Stored data:
--

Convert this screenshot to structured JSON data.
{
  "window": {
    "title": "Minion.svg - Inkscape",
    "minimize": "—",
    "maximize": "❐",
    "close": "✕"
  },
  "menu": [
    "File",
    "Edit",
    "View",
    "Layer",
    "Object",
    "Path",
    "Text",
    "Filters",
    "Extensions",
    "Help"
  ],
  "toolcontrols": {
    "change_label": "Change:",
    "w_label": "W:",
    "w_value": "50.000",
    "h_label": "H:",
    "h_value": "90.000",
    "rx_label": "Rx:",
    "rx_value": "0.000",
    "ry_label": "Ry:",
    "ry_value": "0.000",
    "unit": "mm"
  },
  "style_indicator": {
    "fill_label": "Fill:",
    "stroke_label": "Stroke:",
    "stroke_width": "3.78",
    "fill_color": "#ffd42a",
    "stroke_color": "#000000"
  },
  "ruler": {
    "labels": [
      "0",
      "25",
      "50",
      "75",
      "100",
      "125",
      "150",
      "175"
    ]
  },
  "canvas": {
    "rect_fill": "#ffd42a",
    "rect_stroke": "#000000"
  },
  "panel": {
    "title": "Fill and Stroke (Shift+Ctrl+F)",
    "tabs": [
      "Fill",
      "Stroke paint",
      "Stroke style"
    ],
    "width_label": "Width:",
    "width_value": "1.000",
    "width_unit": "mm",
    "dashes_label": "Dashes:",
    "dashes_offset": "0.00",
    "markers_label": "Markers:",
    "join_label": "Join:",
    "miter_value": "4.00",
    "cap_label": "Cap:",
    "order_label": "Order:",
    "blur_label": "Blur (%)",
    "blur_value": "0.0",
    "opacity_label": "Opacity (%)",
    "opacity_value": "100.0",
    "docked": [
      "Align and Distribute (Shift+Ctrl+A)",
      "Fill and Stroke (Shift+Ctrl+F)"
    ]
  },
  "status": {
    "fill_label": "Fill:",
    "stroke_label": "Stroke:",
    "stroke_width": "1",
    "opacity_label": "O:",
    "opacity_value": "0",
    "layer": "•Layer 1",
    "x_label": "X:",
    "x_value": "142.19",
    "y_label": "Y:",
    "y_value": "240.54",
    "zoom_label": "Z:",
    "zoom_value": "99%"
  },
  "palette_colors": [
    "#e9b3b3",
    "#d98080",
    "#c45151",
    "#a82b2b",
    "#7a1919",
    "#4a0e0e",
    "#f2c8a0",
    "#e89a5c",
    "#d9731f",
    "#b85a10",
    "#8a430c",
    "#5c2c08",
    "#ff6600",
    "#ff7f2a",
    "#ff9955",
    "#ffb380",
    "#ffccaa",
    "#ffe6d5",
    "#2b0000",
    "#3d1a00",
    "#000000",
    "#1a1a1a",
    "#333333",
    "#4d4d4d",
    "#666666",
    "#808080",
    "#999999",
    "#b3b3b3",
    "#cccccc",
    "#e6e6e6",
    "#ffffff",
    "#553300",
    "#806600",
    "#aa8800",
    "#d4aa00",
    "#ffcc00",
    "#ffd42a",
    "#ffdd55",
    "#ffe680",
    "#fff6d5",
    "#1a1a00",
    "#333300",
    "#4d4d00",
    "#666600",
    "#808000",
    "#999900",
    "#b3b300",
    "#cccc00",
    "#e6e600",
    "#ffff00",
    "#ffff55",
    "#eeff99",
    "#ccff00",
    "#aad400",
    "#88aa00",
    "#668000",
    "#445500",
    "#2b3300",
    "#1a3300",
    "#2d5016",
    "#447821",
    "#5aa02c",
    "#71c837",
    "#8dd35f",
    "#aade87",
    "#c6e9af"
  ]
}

--

WORK INSTRUCTIONS:
Every line above should be retyped exactly as given.

REPLY TO THE TASK:
Convert this screenshot to structured JSON data.
{
  "window": {
    "title": "Minion.svg - Inkscape",
    "minimize": "—",
    "maximize": "❐",
    "close": "✕"
  },
  "menu": [
    "File",
    "Edit",
    "View",
    "Layer",
    "Object",
    "Path",
    "Text",
    "Filters",
    "Extensions",
    "Help"
  ],
  "toolcontrols": {
    "change_label": "Change:",
    "w_label": "W:",
    "w_value": "50.000",
    "h_label": "H:",
    "h_value": "90.000",
    "rx_label": "Rx:",
    "rx_value": "0.000",
    "ry_label": "Ry:",
    "ry_value": "0.000",
    "unit": "mm"
  },
  "style_indicator": {
    "fill_label": "Fill:",
    "stroke_label": "Stroke:",
    "stroke_width": "3.78",
    "fill_color": "#ffd42a",
    "stroke_color": "#000000"
  },
  "ruler": {
    "labels": [
      "0",
      "25",
      "50",
      "75",
      "100",
      "125",
      "150",
      "175"
    ]
  },
  "canvas": {
    "rect_fill": "#ffd42a",
    "rect_stroke": "#000000"
  },
  "panel": {
    "title": "Fill and Stroke (Shift+Ctrl+F)",
    "tabs": [
      "Fill",
      "Stroke paint",
      "Stroke style"
    ],
    "width_label": "Width:",
    "width_value": "1.000",
    "width_unit": "mm",
    "dashes_label": "Dashes:",
    "dashes_offset": "0.00",
    "markers_label": "Markers:",
    "join_label": "Join:",
    "miter_value": "4.00",
    "cap_label": "Cap:",
    "order_label": "Order:",
    "blur_label": "Blur (%)",
    "blur_value": "0.0",
    "opacity_label": "Opacity (%)",
    "opacity_value": "100.0",
    "docked": [
      "Align and Distribute (Shift+Ctrl+A)",
      "Fill and Stroke (Shift+Ctrl+F)"
    ]
  },
  "status": {
    "fill_label": "Fill:",
    "stroke_label": "Stroke:",
    "stroke_width": "1",
    "opacity_label": "O:",
    "opacity_value": "0",
    "layer": "•Layer 1",
    "x_label": "X:",
    "x_value": "142.19",
    "y_label": "Y:",
    "y_value": "240.54",
    "zoom_label": "Z:",
    "zoom_value": "99%"
  },
  "palette_colors": [
    "#e9b3b3",
    "#d98080",
    "#c45151",
    "#a82b2b",
    "#7a1919",
    "#4a0e0e",
    "#f2c8a0",
    "#e89a5c",
    "#d9731f",
    "#b85a10",
    "#8a430c",
    "#5c2c08",
    "#ff6600",
    "#ff7f2a",
    "#ff9955",
    "#ffb380",
    "#ffccaa",
    "#ffe6d5",
    "#2b0000",
    "#3d1a00",
    "#000000",
    "#1a1a1a",
    "#333333",
    "#4d4d4d",
    "#666666",
    "#808080",
    "#999999",
    "#b3b3b3",
    "#cccccc",
    "#e6e6e6",
    "#ffffff",
    "#553300",
    "#806600",
    "#aa8800",
    "#d4aa00",
    "#ffcc00",
    "#ffd42a",
    "#ffdd55",
    "#ffe680",
    "#fff6d5",
    "#1a1a00",
    "#333300",
    "#4d4d00",
    "#666600",
    "#808000",
    "#999900",
    "#b3b300",
    "#cccc00",
    "#e6e600",
    "#ffff00",
    "#ffff55",
    "#eeff99",
    "#ccff00",
    "#aad400",
    "#88aa00",
    "#668000",
    "#445500",
    "#2b3300",
    "#1a3300",
    "#2d5016",
    "#447821",
    "#5aa02c",
    "#71c837",
    "#8dd35f",
    "#aade87",
    "#c6e9af"
  ]
}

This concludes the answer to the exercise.